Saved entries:
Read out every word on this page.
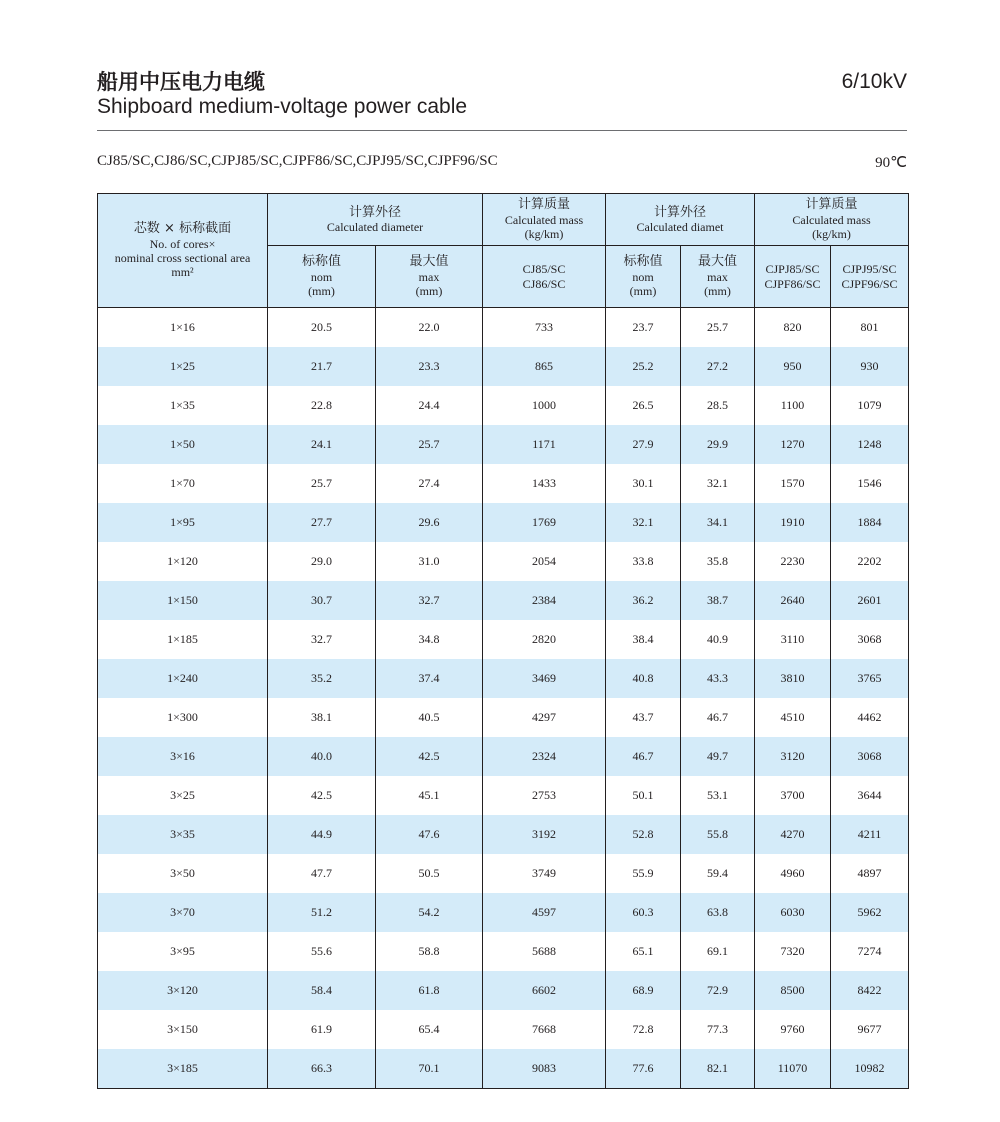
船用中压电力电缆
Shipboard medium-voltage power cable
6/10kV
CJ85/SC,CJ86/SC,CJPJ85/SC,CJPF86/SC,CJPJ95/SC,CJPF96/SC	90℃
芯数 × 标称截面
No. of cores×
nominal cross sectional area
mm²	计算外径
Calculated diameter		计算质量
Calculated mass
(kg/km)	计算外径
Calculated diamet		计算质量
Calculated mass
(kg/km)	

	标称值
nom
(mm)	最大值
max
(mm)	CJ85/SC
CJ86/SC	标称值
nom
(mm)	最大值
max
(mm)	CJPJ85/SC
CJPF86/SC	CJPJ95/SC
CJPF96/SC

1×16	20.5	22.0	733	23.7	25.7	820	801
1×25	21.7	23.3	865	25.2	27.2	950	930
1×35	22.8	24.4	1000	26.5	28.5	1100	1079
1×50	24.1	25.7	1171	27.9	29.9	1270	1248
1×70	25.7	27.4	1433	30.1	32.1	1570	1546
1×95	27.7	29.6	1769	32.1	34.1	1910	1884
1×120	29.0	31.0	2054	33.8	35.8	2230	2202
1×150	30.7	32.7	2384	36.2	38.7	2640	2601
1×185	32.7	34.8	2820	38.4	40.9	3110	3068
1×240	35.2	37.4	3469	40.8	43.3	3810	3765
1×300	38.1	40.5	4297	43.7	46.7	4510	4462
3×16	40.0	42.5	2324	46.7	49.7	3120	3068
3×25	42.5	45.1	2753	50.1	53.1	3700	3644
3×35	44.9	47.6	3192	52.8	55.8	4270	4211
3×50	47.7	50.5	3749	55.9	59.4	4960	4897
3×70	51.2	54.2	4597	60.3	63.8	6030	5962
3×95	55.6	58.8	5688	65.1	69.1	7320	7274
3×120	58.4	61.8	6602	68.9	72.9	8500	8422
3×150	61.9	65.4	7668	72.8	77.3	9760	9677
3×185	66.3	70.1	9083	77.6	82.1	11070	10982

# [What is asked]
Copy out each line of the records that holds the string "Calculated".

# [Result of this exercise]
Calculated diameter		计算质量
Calculated mass
Calculated diamet		计算质量
Calculated mass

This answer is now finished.